Saved entries:

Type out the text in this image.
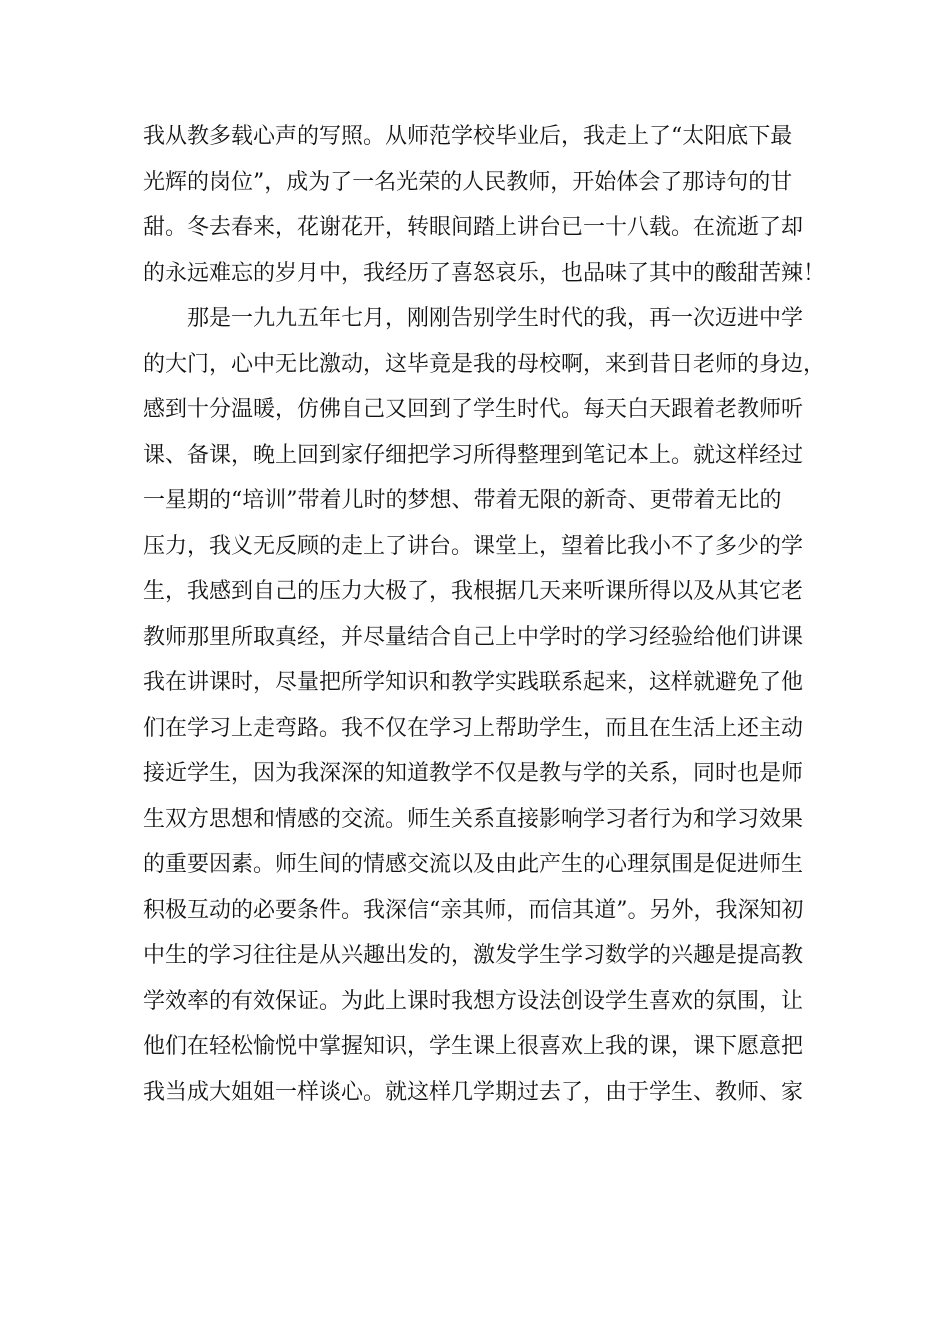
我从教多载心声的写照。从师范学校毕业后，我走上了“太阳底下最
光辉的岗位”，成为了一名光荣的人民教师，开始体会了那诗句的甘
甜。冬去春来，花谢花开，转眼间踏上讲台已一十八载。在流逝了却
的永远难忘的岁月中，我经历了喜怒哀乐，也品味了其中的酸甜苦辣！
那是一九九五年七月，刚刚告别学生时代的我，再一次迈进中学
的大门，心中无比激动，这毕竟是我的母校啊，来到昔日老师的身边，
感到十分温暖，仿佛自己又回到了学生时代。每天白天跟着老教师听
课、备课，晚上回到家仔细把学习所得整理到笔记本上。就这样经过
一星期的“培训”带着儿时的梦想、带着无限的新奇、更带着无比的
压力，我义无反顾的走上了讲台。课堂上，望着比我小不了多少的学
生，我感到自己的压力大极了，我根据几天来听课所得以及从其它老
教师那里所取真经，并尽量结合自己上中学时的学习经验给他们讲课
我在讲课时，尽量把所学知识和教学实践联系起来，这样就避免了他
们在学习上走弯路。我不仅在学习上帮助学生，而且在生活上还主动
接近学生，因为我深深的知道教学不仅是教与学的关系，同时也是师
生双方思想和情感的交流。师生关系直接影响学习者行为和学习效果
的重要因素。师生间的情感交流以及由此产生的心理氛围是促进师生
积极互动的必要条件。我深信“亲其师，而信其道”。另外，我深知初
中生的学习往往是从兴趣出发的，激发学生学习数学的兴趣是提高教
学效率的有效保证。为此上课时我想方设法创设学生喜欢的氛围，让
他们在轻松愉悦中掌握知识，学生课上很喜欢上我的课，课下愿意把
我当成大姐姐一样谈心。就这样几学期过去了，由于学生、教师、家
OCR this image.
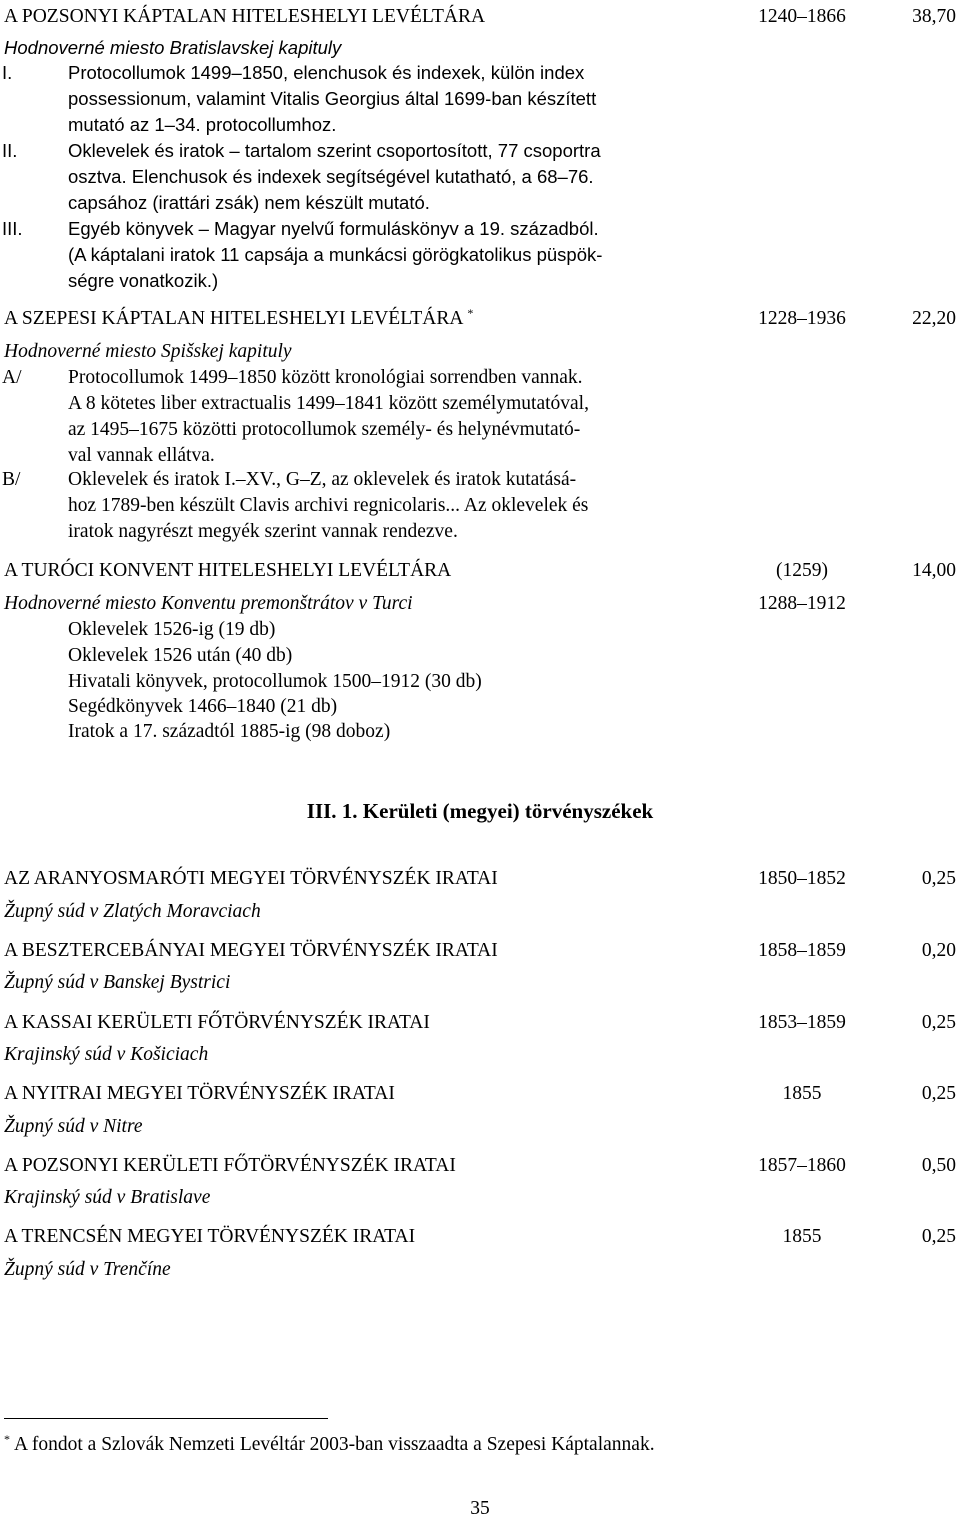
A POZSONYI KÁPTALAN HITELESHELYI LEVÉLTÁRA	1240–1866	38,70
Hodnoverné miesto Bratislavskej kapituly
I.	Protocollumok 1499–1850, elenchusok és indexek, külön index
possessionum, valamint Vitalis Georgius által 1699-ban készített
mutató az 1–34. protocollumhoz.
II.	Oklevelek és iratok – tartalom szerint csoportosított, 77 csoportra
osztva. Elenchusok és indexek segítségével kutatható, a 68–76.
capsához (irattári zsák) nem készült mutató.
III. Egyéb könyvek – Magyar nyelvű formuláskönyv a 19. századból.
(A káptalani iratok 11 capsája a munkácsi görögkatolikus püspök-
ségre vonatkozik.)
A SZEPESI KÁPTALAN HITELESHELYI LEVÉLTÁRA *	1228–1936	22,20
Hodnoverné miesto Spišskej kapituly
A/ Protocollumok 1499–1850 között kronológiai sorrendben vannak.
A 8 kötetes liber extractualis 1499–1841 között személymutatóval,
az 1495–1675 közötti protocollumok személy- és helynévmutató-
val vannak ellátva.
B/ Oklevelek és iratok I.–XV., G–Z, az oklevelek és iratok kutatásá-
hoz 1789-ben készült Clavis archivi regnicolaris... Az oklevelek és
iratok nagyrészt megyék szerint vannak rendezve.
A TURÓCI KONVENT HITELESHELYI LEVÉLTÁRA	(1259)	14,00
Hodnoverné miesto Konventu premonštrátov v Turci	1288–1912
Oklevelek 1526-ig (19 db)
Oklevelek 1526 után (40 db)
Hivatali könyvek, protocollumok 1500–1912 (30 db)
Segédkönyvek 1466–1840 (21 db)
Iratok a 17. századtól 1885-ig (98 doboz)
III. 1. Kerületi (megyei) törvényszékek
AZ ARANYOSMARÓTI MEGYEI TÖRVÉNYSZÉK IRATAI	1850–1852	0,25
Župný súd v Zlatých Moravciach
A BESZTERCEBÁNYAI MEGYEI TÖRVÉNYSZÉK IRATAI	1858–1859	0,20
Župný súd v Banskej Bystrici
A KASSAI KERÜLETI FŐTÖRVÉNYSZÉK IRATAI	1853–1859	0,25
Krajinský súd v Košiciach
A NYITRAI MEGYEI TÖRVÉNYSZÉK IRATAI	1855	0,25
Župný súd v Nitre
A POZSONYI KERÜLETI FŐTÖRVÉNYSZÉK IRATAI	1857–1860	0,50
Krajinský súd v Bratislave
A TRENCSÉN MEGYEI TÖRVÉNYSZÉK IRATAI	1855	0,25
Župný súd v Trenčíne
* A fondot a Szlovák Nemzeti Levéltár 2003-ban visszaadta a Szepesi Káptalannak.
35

Exercise objective: Transcribe the material as is, with images omitted.

Written solution:
Type out the text in this image.
我从教多载心声的写照。从师范学校毕业后，我走上了“太阳底下最
光辉的岗位”，成为了一名光荣的人民教师，开始体会了那诗句的甘
甜。冬去春来，花谢花开，转眼间踏上讲台已一十八载。在流逝了却
的永远难忘的岁月中，我经历了喜怒哀乐，也品味了其中的酸甜苦辣！
那是一九九五年七月，刚刚告别学生时代的我，再一次迈进中学
的大门，心中无比激动，这毕竟是我的母校啊，来到昔日老师的身边，
感到十分温暖，仿佛自己又回到了学生时代。每天白天跟着老教师听
课、备课，晚上回到家仔细把学习所得整理到笔记本上。就这样经过
一星期的“培训”带着儿时的梦想、带着无限的新奇、更带着无比的
压力，我义无反顾的走上了讲台。课堂上，望着比我小不了多少的学
生，我感到自己的压力大极了，我根据几天来听课所得以及从其它老
教师那里所取真经，并尽量结合自己上中学时的学习经验给他们讲课
我在讲课时，尽量把所学知识和教学实践联系起来，这样就避免了他
们在学习上走弯路。我不仅在学习上帮助学生，而且在生活上还主动
接近学生，因为我深深的知道教学不仅是教与学的关系，同时也是师
生双方思想和情感的交流。师生关系直接影响学习者行为和学习效果
的重要因素。师生间的情感交流以及由此产生的心理氛围是促进师生
积极互动的必要条件。我深信“亲其师，而信其道”。另外，我深知初
中生的学习往往是从兴趣出发的，激发学生学习数学的兴趣是提高教
学效率的有效保证。为此上课时我想方设法创设学生喜欢的氛围，让
他们在轻松愉悦中掌握知识，学生课上很喜欢上我的课，课下愿意把
我当成大姐姐一样谈心。就这样几学期过去了，由于学生、教师、家
OCR this image.
A POZSONYI KÁPTALAN HITELESHELYI LEVÉLTÁRA	1240–1866	38,70
Hodnoverné miesto Bratislavskej kapituly
I.	Protocollumok 1499–1850, elenchusok és indexek, külön index
possessionum, valamint Vitalis Georgius által 1699-ban készített
mutató az 1–34. protocollumhoz.
II.	Oklevelek és iratok – tartalom szerint csoportosított, 77 csoportra
osztva. Elenchusok és indexek segítségével kutatható, a 68–76.
capsához (irattári zsák) nem készült mutató.
III. Egyéb könyvek – Magyar nyelvű formuláskönyv a 19. századból.
(A káptalani iratok 11 capsája a munkácsi görögkatolikus püspök-
ségre vonatkozik.)
A SZEPESI KÁPTALAN HITELESHELYI LEVÉLTÁRA *	1228–1936	22,20
Hodnoverné miesto Spišskej kapituly
A/ Protocollumok 1499–1850 között kronológiai sorrendben vannak.
A 8 kötetes liber extractualis 1499–1841 között személymutatóval,
az 1495–1675 közötti protocollumok személy- és helynévmutató-
val vannak ellátva.
B/ Oklevelek és iratok I.–XV., G–Z, az oklevelek és iratok kutatásá-
hoz 1789-ben készült Clavis archivi regnicolaris... Az oklevelek és
iratok nagyrészt megyék szerint vannak rendezve.
A TURÓCI KONVENT HITELESHELYI LEVÉLTÁRA	(1259)	14,00
Hodnoverné miesto Konventu premonštrátov v Turci	1288–1912
Oklevelek 1526-ig (19 db)
Oklevelek 1526 után (40 db)
Hivatali könyvek, protocollumok 1500–1912 (30 db)
Segédkönyvek 1466–1840 (21 db)
Iratok a 17. századtól 1885-ig (98 doboz)
III. 1. Kerületi (megyei) törvényszékek
AZ ARANYOSMARÓTI MEGYEI TÖRVÉNYSZÉK IRATAI	1850–1852	0,25
Župný súd v Zlatých Moravciach
A BESZTERCEBÁNYAI MEGYEI TÖRVÉNYSZÉK IRATAI	1858–1859	0,20
Župný súd v Banskej Bystrici
A KASSAI KERÜLETI FŐTÖRVÉNYSZÉK IRATAI	1853–1859	0,25
Krajinský súd v Košiciach
A NYITRAI MEGYEI TÖRVÉNYSZÉK IRATAI	1855	0,25
Župný súd v Nitre
A POZSONYI KERÜLETI FŐTÖRVÉNYSZÉK IRATAI	1857–1860	0,50
Krajinský súd v Bratislave
A TRENCSÉN MEGYEI TÖRVÉNYSZÉK IRATAI	1855	0,25
Župný súd v Trenčíne
* A fondot a Szlovák Nemzeti Levéltár 2003-ban visszaadta a Szepesi Káptalannak.
35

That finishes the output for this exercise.